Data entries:

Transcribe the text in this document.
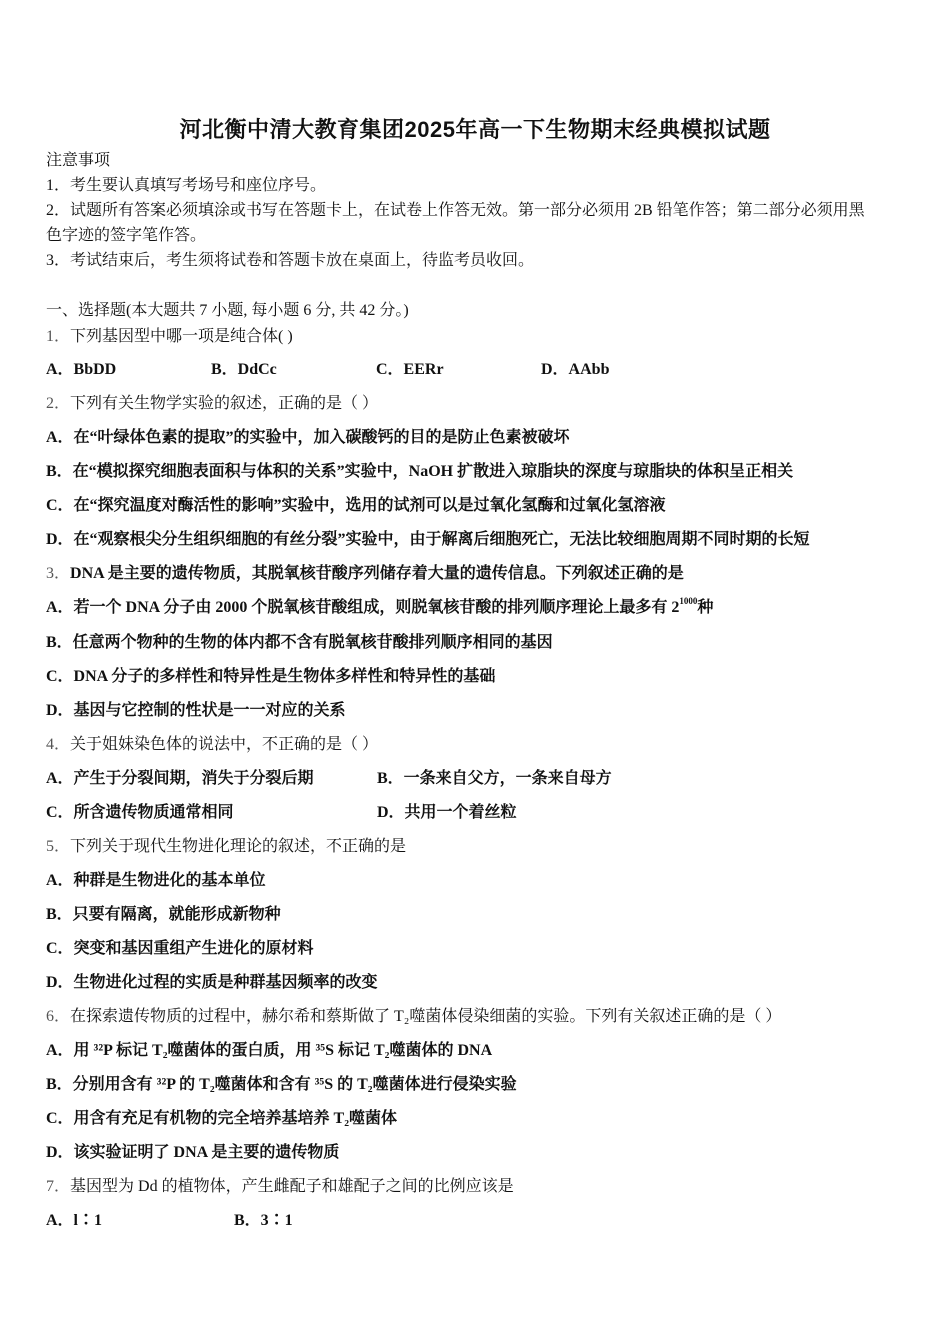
河北衡中清大教育集团2025年高一下生物期末经典模拟试题
注意事项
1．考生要认真填写考场号和座位序号。
2．试题所有答案必须填涂或书写在答题卡上，在试卷上作答无效。第一部分必须用 2B 铅笔作答；第二部分必须用黑
色字迹的签字笔作答。
3．考试结束后，考生须将试卷和答题卡放在桌面上，待监考员收回。
一、选择题(本大题共 7 小题, 每小题 6 分, 共 42 分。)
1．下列基因型中哪一项是纯合体( )
A．BbDD	B．DdCc	C．EERr	D．AAbb
2．下列有关生物学实验的叙述，正确的是（ ）
A．在“叶绿体色素的提取”的实验中，加入碳酸钙的目的是防止色素被破坏
B．在“模拟探究细胞表面积与体积的关系”实验中，NaOH 扩散进入琼脂块的深度与琼脂块的体积呈正相关
C．在“探究温度对酶活性的影响”实验中，选用的试剂可以是过氧化氢酶和过氧化氢溶液
D．在“观察根尖分生组织细胞的有丝分裂”实验中，由于解离后细胞死亡，无法比较细胞周期不同时期的长短
3．DNA 是主要的遗传物质，其脱氧核苷酸序列储存着大量的遗传信息。下列叙述正确的是
A．若一个 DNA 分子由 2000 个脱氧核苷酸组成，则脱氧核苷酸的排列顺序理论上最多有 $2^{1000}$种
B．任意两个物种的生物的体内都不含有脱氧核苷酸排列顺序相同的基因
C．DNA 分子的多样性和特异性是生物体多样性和特异性的基础
D．基因与它控制的性状是一一对应的关系
4．关于姐妹染色体的说法中，不正确的是（ ）
A．产生于分裂间期，消失于分裂后期	B．一条来自父方，一条来自母方
C．所含遗传物质通常相同	D．共用一个着丝粒
5．下列关于现代生物进化理论的叙述，不正确的是
A．种群是生物进化的基本单位
B．只要有隔离，就能形成新物种
C．突变和基因重组产生进化的原材料
D．生物进化过程的实质是种群基因频率的改变
6．在探索遗传物质的过程中，赫尔希和蔡斯做了 T₂噬菌体侵染细菌的实验。下列有关叙述正确的是（ ）
A．用 ³²P 标记 T₂噬菌体的蛋白质，用 ³⁵S 标记 T₂噬菌体的 DNA
B．分别用含有 ³²P 的 T₂噬菌体和含有 ³⁵S 的 T₂噬菌体进行侵染实验
C．用含有充足有机物的完全培养基培养 T₂噬菌体
D．该实验证明了 DNA 是主要的遗传物质
7．基因型为 Dd 的植物体，产生雌配子和雄配子之间的比例应该是
A．l∶1	B．3∶1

*Objective*
Every entry must be transcribed exactly. Pictures do not belong in the copy.

*Correct answer*
Transcribe the text in this document.
河北衡中清大教育集团2025年高一下生物期末经典模拟试题
注意事项
1．考生要认真填写考场号和座位序号。
2．试题所有答案必须填涂或书写在答题卡上，在试卷上作答无效。第一部分必须用 2B 铅笔作答；第二部分必须用黑
色字迹的签字笔作答。
3．考试结束后，考生须将试卷和答题卡放在桌面上，待监考员收回。
一、选择题(本大题共 7 小题, 每小题 6 分, 共 42 分。)
1．下列基因型中哪一项是纯合体( )
A．BbDD	B．DdCc	C．EERr	D．AAbb
2．下列有关生物学实验的叙述，正确的是（ ）
A．在“叶绿体色素的提取”的实验中，加入碳酸钙的目的是防止色素被破坏
B．在“模拟探究细胞表面积与体积的关系”实验中，NaOH 扩散进入琼脂块的深度与琼脂块的体积呈正相关
C．在“探究温度对酶活性的影响”实验中，选用的试剂可以是过氧化氢酶和过氧化氢溶液
D．在“观察根尖分生组织细胞的有丝分裂”实验中，由于解离后细胞死亡，无法比较细胞周期不同时期的长短
3．DNA 是主要的遗传物质，其脱氧核苷酸序列储存着大量的遗传信息。下列叙述正确的是
A．若一个 DNA 分子由 2000 个脱氧核苷酸组成，则脱氧核苷酸的排列顺序理论上最多有 $2^{1000}$种
B．任意两个物种的生物的体内都不含有脱氧核苷酸排列顺序相同的基因
C．DNA 分子的多样性和特异性是生物体多样性和特异性的基础
D．基因与它控制的性状是一一对应的关系
4．关于姐妹染色体的说法中，不正确的是（ ）
A．产生于分裂间期，消失于分裂后期	B．一条来自父方，一条来自母方
C．所含遗传物质通常相同	D．共用一个着丝粒
5．下列关于现代生物进化理论的叙述，不正确的是
A．种群是生物进化的基本单位
B．只要有隔离，就能形成新物种
C．突变和基因重组产生进化的原材料
D．生物进化过程的实质是种群基因频率的改变
6．在探索遗传物质的过程中，赫尔希和蔡斯做了 T₂噬菌体侵染细菌的实验。下列有关叙述正确的是（ ）
A．用 ³²P 标记 T₂噬菌体的蛋白质，用 ³⁵S 标记 T₂噬菌体的 DNA
B．分别用含有 ³²P 的 T₂噬菌体和含有 ³⁵S 的 T₂噬菌体进行侵染实验
C．用含有充足有机物的完全培养基培养 T₂噬菌体
D．该实验证明了 DNA 是主要的遗传物质
7．基因型为 Dd 的植物体，产生雌配子和雄配子之间的比例应该是
A．l∶1	B．3∶1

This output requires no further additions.